■ **STATED GOAL**: Put the data below into a numbered list, starting with its first line and going on through the line with "code-line[interactable]: 8.gcd(); 最大公约数". Leave out any blank lines.
[RECORDS SHOWN start]
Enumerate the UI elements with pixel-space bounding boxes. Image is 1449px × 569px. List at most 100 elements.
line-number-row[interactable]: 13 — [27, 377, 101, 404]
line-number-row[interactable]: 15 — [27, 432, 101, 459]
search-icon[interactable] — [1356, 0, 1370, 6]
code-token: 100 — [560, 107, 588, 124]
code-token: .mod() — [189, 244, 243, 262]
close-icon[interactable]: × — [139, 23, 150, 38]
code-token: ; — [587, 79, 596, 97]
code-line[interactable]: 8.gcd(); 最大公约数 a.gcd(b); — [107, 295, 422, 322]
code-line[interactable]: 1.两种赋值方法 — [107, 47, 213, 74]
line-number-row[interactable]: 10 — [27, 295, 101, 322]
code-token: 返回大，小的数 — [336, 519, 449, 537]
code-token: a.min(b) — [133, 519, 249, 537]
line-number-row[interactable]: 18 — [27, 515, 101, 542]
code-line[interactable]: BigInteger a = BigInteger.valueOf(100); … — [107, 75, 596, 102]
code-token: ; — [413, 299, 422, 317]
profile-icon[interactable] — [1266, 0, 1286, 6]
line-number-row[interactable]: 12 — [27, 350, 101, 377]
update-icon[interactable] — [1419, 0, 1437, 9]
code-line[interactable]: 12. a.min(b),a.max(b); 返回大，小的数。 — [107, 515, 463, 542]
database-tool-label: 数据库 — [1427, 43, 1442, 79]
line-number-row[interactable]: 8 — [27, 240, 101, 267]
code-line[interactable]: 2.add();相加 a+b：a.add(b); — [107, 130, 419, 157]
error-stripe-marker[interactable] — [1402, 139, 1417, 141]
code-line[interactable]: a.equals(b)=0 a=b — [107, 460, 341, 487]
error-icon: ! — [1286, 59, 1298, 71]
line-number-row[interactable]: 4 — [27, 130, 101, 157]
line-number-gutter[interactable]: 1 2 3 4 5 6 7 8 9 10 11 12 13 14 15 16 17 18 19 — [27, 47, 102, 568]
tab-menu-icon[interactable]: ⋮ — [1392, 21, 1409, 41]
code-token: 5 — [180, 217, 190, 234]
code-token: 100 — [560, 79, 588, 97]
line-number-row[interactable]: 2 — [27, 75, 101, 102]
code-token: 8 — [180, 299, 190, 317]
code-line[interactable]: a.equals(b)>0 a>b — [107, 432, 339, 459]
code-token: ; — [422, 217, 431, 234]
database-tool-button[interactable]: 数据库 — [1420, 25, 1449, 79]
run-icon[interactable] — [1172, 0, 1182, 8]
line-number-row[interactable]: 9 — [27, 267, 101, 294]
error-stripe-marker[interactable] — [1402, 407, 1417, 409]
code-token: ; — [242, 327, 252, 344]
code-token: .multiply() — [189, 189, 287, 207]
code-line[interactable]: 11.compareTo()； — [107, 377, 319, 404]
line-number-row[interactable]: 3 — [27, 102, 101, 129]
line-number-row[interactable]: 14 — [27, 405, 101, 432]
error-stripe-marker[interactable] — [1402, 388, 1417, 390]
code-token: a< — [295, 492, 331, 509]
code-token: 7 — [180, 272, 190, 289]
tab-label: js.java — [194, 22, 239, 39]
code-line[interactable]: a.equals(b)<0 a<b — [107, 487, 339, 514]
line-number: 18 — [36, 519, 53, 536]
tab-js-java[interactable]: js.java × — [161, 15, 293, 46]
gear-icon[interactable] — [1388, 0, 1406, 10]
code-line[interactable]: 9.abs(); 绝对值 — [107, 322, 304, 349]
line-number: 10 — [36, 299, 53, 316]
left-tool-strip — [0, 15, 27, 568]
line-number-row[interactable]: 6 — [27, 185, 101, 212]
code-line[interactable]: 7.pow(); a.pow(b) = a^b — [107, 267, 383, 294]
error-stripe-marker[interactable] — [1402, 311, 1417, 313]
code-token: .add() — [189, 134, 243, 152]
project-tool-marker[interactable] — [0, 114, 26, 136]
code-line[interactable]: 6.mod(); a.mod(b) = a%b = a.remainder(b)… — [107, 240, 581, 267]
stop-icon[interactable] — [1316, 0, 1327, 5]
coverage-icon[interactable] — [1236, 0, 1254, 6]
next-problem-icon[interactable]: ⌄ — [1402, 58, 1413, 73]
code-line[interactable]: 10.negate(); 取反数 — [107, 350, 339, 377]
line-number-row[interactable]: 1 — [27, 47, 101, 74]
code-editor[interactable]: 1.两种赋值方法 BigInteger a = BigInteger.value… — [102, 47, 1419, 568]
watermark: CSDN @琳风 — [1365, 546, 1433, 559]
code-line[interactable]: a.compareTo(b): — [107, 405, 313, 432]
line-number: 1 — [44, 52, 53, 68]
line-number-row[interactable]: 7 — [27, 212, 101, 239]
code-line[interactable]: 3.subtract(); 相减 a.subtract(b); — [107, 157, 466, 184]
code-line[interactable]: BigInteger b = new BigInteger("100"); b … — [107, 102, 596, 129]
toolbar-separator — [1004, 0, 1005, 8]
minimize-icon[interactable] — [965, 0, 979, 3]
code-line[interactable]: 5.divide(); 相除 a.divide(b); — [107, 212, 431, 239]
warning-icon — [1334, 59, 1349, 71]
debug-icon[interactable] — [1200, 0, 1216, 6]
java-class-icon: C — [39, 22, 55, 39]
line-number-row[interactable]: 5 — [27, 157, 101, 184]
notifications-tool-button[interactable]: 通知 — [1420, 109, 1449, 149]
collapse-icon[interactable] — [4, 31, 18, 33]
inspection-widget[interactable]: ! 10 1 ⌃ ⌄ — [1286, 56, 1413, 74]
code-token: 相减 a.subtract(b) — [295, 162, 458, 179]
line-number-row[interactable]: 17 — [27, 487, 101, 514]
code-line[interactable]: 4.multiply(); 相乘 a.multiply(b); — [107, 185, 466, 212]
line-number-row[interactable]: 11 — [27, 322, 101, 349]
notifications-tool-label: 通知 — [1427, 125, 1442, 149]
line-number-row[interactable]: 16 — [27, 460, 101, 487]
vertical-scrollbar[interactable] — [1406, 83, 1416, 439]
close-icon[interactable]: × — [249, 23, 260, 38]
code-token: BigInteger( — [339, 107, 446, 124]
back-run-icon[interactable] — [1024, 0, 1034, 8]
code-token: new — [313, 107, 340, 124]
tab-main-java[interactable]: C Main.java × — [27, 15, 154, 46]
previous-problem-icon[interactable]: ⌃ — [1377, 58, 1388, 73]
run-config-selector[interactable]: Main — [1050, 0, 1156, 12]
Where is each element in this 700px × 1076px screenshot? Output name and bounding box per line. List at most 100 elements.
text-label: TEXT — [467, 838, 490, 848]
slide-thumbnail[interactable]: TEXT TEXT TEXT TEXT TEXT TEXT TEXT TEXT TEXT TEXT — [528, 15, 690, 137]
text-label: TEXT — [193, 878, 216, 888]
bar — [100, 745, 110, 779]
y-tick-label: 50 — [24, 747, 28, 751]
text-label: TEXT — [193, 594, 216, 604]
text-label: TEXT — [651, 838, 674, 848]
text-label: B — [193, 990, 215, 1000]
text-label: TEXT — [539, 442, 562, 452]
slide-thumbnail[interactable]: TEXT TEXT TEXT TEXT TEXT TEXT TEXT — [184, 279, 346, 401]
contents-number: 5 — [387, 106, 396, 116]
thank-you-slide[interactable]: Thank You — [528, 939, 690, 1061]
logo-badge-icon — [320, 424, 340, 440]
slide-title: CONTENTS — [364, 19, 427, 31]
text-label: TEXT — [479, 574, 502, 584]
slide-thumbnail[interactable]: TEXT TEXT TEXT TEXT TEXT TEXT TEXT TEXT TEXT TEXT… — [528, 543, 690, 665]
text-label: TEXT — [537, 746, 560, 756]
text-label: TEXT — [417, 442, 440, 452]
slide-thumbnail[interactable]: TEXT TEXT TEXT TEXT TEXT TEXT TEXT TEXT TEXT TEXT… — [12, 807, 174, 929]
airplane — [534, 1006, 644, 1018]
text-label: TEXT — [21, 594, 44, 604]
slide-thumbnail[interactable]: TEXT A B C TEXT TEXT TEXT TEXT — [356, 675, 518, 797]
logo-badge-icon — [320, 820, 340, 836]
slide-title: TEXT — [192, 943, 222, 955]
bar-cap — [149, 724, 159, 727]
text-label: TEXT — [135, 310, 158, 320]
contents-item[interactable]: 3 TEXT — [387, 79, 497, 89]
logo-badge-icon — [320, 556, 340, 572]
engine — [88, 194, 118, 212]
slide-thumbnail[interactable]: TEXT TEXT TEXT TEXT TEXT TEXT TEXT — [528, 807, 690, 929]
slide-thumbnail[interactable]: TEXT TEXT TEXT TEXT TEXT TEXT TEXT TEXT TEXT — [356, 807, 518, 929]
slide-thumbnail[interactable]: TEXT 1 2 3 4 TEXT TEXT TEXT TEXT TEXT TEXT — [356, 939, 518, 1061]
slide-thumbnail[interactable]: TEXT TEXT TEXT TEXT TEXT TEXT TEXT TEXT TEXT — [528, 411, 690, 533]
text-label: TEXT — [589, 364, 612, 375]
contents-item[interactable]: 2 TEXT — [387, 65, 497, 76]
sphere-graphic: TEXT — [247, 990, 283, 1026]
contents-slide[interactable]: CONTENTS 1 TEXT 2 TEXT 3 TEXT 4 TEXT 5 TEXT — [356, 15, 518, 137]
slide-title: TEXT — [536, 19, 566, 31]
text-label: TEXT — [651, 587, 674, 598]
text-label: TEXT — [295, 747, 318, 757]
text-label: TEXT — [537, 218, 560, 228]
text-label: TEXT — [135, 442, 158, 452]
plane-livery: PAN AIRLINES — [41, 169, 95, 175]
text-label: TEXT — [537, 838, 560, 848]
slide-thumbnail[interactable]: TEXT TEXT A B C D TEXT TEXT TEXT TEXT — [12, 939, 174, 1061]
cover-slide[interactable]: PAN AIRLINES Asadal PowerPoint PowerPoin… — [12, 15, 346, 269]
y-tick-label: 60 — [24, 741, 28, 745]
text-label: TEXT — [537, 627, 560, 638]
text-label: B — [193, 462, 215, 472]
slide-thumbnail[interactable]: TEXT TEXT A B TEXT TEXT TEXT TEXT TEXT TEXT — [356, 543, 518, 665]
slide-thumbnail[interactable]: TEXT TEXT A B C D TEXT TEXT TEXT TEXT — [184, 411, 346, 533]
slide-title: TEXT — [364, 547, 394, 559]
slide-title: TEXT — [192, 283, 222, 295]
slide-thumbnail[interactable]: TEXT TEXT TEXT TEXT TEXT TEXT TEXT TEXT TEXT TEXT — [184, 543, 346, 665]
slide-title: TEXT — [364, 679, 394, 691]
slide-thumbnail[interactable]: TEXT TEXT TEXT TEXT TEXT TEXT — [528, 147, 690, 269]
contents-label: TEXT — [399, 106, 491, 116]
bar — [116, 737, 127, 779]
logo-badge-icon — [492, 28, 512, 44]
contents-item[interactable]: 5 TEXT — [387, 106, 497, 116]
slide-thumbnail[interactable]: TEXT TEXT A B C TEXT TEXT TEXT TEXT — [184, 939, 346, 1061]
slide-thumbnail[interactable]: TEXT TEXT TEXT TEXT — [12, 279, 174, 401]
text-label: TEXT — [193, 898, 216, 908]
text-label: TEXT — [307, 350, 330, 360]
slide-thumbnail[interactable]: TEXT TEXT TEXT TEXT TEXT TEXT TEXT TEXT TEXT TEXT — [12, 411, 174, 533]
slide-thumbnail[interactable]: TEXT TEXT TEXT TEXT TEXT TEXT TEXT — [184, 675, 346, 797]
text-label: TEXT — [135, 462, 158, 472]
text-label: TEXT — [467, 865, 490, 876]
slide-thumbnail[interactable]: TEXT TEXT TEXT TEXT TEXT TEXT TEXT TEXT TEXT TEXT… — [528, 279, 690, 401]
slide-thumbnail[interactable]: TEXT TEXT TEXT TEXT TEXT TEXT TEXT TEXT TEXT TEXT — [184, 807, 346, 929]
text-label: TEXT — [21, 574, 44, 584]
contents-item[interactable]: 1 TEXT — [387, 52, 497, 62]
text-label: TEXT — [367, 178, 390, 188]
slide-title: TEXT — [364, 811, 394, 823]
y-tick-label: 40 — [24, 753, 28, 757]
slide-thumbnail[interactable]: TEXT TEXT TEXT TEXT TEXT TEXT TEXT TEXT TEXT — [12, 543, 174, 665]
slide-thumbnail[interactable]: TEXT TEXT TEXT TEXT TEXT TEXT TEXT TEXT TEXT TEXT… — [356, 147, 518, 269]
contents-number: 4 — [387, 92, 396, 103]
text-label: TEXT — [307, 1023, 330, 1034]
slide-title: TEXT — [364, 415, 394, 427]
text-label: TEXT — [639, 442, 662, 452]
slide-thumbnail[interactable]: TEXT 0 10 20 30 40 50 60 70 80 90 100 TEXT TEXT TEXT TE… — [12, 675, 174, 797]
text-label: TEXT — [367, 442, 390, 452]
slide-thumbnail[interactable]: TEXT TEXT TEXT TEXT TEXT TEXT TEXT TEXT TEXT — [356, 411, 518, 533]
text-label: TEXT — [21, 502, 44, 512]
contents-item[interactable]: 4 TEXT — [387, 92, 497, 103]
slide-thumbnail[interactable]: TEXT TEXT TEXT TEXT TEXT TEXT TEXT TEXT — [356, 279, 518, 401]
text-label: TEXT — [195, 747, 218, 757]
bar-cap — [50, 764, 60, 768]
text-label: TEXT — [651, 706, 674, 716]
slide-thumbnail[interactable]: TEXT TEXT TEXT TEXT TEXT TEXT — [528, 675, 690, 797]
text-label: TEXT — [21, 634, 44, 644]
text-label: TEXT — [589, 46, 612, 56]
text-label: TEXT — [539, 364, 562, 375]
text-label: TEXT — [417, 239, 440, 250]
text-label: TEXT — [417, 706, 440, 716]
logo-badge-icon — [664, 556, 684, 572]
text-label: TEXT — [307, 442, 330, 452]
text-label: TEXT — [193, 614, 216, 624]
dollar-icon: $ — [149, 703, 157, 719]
[RECORDS SHOWN end]
■ **THE SOLUTION**:
1. Enumerate the UI elements with pixel-space bounding boxes. Image is 1449px × 569px. List at most 100 elements.
2. line-number-row[interactable]: 13 — [27, 377, 101, 404]
3. line-number-row[interactable]: 15 — [27, 432, 101, 459]
4. search-icon[interactable] — [1356, 0, 1370, 6]
5. code-token: 100 — [560, 107, 588, 124]
6. code-token: .mod() — [189, 244, 243, 262]
7. close-icon[interactable]: × — [139, 23, 150, 38]
8. code-token: ; — [587, 79, 596, 97]
9. code-line[interactable]: 8.gcd(); 最大公约数 a.gcd(b); — [107, 295, 422, 322]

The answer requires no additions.